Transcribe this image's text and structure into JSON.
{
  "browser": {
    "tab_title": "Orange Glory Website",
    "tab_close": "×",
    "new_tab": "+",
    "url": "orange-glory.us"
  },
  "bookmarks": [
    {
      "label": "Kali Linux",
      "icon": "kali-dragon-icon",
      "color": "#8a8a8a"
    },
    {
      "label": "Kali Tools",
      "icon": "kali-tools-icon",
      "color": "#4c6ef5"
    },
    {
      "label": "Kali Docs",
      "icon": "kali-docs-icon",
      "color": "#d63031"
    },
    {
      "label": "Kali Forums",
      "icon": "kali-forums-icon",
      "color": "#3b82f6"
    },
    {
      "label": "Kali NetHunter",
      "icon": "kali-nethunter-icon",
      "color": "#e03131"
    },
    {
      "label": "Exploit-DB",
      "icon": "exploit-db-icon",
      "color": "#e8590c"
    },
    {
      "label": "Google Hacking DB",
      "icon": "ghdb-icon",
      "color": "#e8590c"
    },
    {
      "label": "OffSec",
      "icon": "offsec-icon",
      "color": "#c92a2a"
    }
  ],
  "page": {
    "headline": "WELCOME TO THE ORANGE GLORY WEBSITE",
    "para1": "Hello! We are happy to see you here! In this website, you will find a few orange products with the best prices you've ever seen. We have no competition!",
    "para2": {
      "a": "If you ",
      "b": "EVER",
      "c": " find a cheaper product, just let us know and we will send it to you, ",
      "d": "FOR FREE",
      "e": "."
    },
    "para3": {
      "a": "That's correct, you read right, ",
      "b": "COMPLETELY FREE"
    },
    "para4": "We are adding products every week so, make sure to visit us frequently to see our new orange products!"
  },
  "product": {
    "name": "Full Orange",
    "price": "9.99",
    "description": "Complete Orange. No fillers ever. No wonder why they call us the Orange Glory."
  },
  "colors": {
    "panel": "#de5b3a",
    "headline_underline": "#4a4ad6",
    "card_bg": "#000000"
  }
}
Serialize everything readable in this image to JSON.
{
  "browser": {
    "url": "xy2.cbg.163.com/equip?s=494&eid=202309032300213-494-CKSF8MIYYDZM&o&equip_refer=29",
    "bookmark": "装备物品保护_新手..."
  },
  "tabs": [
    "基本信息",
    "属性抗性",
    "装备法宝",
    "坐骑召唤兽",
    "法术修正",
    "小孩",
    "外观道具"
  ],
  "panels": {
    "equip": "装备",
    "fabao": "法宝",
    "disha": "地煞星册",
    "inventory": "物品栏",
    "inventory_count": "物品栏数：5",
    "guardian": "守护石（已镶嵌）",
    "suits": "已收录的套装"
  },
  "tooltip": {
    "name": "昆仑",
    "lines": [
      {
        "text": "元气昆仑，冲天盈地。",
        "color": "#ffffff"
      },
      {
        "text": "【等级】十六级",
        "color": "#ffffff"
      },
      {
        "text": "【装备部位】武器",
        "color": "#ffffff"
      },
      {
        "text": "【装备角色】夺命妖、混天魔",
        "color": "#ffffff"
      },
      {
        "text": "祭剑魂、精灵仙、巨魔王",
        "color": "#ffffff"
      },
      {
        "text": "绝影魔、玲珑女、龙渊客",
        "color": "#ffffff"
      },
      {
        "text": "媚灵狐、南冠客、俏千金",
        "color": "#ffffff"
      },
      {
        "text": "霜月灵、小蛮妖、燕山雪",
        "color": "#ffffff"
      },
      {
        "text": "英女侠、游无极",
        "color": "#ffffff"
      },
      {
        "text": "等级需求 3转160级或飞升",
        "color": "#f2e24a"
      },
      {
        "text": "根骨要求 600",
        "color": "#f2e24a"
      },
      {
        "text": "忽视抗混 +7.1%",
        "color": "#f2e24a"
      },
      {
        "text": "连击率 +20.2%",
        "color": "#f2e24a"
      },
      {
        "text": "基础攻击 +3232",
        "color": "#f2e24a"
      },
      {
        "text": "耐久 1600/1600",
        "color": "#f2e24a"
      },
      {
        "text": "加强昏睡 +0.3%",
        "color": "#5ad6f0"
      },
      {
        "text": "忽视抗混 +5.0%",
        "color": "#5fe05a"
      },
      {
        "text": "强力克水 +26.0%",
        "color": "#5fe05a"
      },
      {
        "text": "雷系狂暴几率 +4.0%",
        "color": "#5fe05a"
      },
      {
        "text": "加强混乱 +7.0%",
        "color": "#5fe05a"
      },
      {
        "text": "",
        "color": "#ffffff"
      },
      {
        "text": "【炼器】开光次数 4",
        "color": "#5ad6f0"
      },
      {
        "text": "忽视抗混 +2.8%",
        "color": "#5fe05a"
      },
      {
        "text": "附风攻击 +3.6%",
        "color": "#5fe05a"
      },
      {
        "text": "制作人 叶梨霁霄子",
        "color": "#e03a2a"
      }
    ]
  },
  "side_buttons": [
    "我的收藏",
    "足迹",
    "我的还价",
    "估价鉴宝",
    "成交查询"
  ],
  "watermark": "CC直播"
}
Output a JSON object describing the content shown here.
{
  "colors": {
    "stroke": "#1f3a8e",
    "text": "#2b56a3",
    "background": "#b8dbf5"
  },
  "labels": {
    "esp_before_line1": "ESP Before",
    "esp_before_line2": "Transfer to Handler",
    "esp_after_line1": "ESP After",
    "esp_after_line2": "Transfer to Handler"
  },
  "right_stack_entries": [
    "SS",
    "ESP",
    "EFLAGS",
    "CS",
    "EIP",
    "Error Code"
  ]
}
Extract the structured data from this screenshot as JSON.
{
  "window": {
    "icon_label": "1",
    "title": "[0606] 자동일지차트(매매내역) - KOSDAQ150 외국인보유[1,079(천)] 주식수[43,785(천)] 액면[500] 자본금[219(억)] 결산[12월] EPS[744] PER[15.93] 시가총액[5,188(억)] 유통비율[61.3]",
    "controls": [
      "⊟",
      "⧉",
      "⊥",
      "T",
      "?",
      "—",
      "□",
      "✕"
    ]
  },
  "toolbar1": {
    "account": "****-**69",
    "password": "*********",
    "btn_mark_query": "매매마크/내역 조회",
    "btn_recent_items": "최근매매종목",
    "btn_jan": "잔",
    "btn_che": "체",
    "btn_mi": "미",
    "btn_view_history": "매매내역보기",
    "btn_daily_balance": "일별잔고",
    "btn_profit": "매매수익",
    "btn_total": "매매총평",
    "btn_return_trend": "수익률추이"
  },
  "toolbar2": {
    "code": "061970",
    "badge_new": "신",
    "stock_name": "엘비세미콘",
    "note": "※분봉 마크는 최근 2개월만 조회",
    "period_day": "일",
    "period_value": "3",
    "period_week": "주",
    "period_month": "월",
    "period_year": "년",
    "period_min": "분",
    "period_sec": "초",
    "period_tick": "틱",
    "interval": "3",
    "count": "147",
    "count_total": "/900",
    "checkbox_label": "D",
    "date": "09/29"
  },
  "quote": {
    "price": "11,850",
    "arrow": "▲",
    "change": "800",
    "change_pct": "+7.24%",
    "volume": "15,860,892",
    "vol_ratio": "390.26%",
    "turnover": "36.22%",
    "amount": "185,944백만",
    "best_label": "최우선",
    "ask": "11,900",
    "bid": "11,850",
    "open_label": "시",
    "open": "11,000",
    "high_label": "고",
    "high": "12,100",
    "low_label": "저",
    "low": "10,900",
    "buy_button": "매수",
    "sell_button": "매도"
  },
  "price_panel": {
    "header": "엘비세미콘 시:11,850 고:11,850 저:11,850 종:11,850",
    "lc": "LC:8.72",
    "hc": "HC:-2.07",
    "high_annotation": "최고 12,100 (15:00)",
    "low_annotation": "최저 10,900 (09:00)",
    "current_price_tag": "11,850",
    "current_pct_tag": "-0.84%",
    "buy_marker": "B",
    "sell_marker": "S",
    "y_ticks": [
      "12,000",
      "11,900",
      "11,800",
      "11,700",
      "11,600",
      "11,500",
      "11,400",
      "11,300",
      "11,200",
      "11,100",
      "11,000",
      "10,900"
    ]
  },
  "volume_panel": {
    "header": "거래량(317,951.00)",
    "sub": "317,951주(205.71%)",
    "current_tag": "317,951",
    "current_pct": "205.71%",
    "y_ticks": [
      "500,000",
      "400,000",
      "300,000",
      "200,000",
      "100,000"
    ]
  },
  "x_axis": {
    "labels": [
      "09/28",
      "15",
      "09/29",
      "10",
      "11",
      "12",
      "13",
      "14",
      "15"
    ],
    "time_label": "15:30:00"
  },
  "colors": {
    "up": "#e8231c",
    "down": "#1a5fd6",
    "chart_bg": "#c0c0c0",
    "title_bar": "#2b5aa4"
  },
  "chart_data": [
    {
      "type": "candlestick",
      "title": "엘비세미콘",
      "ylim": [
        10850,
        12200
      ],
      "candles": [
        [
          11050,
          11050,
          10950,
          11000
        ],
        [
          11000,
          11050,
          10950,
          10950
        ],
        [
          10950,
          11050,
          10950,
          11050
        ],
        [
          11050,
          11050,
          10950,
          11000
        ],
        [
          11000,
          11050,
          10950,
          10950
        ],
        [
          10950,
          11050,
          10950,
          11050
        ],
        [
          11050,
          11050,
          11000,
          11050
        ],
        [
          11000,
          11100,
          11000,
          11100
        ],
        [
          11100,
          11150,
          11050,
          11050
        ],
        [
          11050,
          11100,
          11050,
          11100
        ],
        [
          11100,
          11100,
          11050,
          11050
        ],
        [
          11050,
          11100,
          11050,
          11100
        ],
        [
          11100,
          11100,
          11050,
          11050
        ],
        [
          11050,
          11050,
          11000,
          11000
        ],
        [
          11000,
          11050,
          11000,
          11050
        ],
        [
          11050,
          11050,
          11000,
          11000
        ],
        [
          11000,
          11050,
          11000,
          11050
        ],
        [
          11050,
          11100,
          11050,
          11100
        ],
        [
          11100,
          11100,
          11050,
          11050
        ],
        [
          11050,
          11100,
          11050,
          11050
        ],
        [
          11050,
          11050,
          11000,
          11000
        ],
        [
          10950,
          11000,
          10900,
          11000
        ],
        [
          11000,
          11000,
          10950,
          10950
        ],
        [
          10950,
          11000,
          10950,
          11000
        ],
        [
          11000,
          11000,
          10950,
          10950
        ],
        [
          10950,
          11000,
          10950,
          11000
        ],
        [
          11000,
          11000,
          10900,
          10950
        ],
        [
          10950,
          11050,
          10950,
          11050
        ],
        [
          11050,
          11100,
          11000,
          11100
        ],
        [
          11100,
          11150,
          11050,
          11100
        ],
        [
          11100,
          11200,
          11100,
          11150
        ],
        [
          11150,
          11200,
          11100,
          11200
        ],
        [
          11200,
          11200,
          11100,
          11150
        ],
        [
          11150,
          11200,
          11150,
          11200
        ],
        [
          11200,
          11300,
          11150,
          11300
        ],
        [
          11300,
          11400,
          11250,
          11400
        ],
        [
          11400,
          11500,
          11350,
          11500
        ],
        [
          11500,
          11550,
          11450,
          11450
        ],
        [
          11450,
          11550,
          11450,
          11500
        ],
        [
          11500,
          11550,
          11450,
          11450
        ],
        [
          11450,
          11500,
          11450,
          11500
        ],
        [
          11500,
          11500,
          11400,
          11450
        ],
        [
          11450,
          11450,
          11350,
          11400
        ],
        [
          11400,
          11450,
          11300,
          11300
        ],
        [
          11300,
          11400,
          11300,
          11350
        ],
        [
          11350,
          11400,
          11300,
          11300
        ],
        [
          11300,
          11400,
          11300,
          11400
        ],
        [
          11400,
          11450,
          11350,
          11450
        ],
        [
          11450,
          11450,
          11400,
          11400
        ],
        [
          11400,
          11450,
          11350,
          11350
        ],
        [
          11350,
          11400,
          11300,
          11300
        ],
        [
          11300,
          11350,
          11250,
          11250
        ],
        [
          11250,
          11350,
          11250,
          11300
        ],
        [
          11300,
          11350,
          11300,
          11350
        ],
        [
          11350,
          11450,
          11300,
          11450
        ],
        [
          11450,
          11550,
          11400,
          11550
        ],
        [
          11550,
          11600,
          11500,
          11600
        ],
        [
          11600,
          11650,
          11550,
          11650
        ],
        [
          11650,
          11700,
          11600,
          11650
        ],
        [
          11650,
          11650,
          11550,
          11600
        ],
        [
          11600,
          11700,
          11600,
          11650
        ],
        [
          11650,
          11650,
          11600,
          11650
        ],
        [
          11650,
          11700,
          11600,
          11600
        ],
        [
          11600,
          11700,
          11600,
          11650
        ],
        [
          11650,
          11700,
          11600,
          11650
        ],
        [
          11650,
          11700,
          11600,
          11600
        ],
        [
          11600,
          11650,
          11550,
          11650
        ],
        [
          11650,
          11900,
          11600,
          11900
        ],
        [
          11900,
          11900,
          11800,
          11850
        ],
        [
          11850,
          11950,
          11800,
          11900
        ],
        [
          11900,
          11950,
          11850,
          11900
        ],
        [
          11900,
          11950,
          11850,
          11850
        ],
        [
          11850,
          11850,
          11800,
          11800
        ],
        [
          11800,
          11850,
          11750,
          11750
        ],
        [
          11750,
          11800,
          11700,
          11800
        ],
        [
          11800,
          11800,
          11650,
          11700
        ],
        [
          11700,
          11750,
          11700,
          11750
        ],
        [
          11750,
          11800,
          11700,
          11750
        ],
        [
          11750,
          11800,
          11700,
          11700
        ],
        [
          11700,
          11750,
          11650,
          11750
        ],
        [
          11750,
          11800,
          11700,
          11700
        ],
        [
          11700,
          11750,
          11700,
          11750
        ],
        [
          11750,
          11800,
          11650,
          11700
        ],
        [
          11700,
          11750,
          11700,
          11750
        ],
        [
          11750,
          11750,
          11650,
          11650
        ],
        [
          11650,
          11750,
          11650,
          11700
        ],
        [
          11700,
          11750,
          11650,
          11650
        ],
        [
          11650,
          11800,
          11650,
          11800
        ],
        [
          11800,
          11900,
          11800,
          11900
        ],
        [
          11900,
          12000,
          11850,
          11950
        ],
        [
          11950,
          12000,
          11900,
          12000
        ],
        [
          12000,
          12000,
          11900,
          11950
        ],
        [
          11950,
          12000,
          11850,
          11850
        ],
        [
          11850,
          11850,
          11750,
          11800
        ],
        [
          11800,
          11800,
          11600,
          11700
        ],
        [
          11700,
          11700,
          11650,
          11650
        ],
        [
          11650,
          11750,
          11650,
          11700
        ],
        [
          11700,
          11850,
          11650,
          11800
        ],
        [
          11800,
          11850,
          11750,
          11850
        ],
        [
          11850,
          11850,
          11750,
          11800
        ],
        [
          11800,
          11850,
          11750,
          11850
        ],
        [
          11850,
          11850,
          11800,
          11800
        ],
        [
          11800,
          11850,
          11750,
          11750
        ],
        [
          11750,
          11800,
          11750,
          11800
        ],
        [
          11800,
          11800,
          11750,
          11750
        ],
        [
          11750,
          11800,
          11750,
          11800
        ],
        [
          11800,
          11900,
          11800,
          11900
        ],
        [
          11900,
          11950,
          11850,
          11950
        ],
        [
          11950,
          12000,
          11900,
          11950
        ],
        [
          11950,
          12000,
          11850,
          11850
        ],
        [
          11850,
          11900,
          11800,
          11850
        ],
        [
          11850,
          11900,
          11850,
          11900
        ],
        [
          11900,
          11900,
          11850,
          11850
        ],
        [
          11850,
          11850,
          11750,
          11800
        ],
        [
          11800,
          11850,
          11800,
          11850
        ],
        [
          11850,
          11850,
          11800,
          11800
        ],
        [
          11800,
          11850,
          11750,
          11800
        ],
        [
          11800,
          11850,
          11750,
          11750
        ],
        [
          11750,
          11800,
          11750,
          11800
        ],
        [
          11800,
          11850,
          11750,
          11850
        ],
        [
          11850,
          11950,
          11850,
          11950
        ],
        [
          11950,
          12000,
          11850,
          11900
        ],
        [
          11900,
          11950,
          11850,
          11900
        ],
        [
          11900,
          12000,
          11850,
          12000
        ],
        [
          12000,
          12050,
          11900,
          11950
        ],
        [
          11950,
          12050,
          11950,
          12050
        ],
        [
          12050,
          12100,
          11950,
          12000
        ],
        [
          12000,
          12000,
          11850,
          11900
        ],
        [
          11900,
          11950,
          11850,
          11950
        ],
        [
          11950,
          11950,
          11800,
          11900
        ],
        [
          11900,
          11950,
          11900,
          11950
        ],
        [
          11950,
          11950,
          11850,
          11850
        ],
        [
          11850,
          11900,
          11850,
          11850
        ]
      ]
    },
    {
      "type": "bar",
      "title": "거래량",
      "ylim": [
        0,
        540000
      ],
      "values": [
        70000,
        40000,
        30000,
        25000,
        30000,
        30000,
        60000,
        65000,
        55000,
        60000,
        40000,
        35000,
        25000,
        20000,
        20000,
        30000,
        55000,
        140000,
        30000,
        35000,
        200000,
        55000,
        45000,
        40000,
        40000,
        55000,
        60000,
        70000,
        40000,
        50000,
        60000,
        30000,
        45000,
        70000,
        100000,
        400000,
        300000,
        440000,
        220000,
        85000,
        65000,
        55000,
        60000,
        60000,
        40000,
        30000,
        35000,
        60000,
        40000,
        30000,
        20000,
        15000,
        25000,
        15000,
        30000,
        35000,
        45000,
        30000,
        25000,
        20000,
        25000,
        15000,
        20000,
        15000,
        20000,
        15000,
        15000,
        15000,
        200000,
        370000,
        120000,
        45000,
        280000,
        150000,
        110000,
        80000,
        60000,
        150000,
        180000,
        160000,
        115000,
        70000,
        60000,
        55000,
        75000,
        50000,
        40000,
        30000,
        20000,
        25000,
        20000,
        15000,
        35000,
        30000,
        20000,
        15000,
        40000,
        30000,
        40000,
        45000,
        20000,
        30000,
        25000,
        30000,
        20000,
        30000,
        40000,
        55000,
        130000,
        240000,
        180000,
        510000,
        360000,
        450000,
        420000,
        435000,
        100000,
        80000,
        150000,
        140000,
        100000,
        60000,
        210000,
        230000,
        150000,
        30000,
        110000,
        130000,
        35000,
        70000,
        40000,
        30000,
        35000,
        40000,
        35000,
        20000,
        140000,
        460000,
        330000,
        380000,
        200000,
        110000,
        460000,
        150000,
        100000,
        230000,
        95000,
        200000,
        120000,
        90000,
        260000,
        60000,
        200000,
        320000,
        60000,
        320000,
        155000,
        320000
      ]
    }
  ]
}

========================================

Requirement:
Each line that holds the word "equip" is to be copied.

Result below:
    "url": "xy2.cbg.163.com/equip?s=494&eid=202309032300213-494-CKSF8MIYYDZM&o&equip_refer=29",
    "equip": "装备",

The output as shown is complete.